-- Listed records start --

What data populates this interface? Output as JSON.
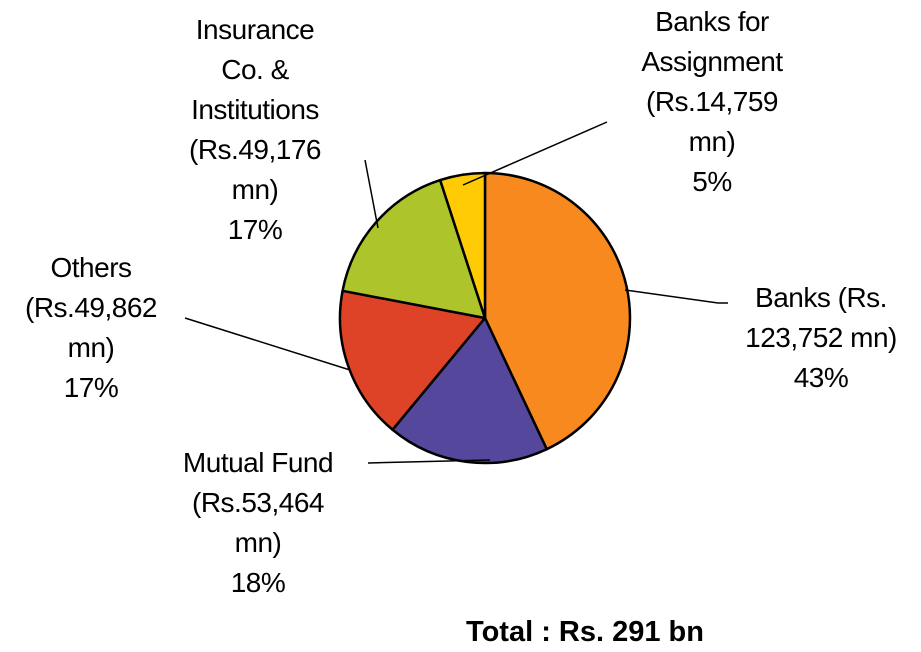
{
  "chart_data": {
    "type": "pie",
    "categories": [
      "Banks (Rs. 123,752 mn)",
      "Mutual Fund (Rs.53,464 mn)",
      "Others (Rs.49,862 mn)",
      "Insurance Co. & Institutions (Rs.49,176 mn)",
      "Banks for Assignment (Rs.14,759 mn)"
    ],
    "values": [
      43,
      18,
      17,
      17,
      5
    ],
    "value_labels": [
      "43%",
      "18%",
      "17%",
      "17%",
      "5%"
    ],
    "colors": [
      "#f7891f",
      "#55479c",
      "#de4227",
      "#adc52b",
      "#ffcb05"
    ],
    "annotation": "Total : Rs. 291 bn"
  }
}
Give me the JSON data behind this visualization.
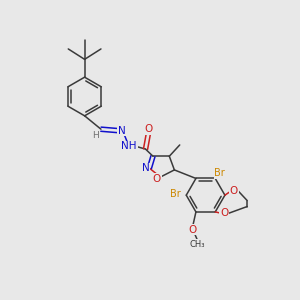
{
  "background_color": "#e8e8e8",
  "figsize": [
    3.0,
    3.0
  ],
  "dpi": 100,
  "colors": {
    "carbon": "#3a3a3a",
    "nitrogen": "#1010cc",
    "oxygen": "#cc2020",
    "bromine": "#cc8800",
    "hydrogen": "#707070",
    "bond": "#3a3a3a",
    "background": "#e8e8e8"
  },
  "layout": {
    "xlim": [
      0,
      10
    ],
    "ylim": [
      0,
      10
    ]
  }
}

-- Listed records end --

**Set task**
Pull every line containing "this" out of the data above.

**Exercise solution**
What data populates this interface? Output as JSON.
Give me the JSON data behind this visualization.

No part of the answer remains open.